What to work on
From the listing below, extract every line in which the word "funzionamento" appears.

Some records
------------------------------------------------

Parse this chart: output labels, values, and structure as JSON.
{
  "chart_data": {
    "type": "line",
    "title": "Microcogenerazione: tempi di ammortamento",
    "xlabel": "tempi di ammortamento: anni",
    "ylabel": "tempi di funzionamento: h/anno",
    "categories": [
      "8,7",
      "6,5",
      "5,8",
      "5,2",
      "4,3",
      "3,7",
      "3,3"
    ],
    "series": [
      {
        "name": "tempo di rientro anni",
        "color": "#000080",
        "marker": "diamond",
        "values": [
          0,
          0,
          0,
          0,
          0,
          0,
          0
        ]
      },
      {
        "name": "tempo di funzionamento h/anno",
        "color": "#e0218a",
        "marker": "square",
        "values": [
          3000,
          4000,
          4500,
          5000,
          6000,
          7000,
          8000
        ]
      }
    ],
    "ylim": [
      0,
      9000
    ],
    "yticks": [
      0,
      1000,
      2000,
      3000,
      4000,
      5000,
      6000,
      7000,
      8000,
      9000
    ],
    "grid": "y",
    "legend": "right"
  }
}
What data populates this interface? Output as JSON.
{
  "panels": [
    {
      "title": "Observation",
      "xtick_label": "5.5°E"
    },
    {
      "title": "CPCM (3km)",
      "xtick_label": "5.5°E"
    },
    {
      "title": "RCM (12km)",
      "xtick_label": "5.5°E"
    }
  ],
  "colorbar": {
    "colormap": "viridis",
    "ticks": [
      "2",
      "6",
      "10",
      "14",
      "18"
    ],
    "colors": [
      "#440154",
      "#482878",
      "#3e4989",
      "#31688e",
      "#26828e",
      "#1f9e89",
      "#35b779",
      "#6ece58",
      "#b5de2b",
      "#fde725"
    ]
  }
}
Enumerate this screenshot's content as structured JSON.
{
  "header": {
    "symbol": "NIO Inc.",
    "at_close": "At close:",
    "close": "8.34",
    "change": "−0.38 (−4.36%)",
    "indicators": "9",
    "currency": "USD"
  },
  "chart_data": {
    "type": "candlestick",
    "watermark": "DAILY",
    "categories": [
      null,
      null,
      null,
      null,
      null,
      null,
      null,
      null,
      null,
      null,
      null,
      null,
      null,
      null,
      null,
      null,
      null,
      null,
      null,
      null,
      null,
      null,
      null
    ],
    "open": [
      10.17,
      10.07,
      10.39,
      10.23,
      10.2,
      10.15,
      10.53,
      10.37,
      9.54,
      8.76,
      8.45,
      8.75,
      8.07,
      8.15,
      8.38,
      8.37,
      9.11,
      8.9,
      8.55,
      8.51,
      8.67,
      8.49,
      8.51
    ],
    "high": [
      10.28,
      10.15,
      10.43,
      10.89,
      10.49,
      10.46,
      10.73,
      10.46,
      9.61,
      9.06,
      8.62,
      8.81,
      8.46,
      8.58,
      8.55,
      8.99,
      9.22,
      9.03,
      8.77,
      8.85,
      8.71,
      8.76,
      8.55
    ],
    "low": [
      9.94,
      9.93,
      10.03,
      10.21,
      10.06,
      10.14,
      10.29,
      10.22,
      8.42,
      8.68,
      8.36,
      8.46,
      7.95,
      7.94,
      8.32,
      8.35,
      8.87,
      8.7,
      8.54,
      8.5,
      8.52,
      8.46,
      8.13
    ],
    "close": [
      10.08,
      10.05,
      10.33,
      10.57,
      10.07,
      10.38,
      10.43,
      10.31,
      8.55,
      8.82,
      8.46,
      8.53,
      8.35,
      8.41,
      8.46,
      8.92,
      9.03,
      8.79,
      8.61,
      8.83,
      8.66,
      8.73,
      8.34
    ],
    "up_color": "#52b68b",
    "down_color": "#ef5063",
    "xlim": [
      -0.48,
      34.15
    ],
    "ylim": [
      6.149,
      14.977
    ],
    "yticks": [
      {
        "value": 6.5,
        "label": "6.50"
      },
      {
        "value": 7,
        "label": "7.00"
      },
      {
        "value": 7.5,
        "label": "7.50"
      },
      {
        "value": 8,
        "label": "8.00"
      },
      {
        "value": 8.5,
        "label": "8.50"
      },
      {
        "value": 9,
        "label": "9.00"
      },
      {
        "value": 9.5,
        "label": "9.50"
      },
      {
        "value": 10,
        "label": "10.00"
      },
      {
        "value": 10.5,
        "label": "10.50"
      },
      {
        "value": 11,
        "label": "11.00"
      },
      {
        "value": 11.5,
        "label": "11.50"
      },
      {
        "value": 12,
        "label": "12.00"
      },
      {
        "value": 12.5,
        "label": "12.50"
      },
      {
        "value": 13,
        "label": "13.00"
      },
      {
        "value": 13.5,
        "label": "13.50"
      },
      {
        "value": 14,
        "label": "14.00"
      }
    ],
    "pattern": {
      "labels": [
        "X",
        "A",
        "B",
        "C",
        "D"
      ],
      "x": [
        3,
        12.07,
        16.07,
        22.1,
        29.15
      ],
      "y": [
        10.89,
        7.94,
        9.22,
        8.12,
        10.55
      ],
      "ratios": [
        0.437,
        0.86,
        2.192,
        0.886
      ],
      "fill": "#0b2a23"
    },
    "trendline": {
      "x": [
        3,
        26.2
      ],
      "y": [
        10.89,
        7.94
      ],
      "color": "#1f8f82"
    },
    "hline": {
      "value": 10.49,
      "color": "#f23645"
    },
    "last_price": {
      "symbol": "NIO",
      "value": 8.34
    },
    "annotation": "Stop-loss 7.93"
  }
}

------------------------------------------------

Output below
    "ylabel": "tempi di funzionamento: h/anno",
        "name": "tempo di funzionamento h/anno",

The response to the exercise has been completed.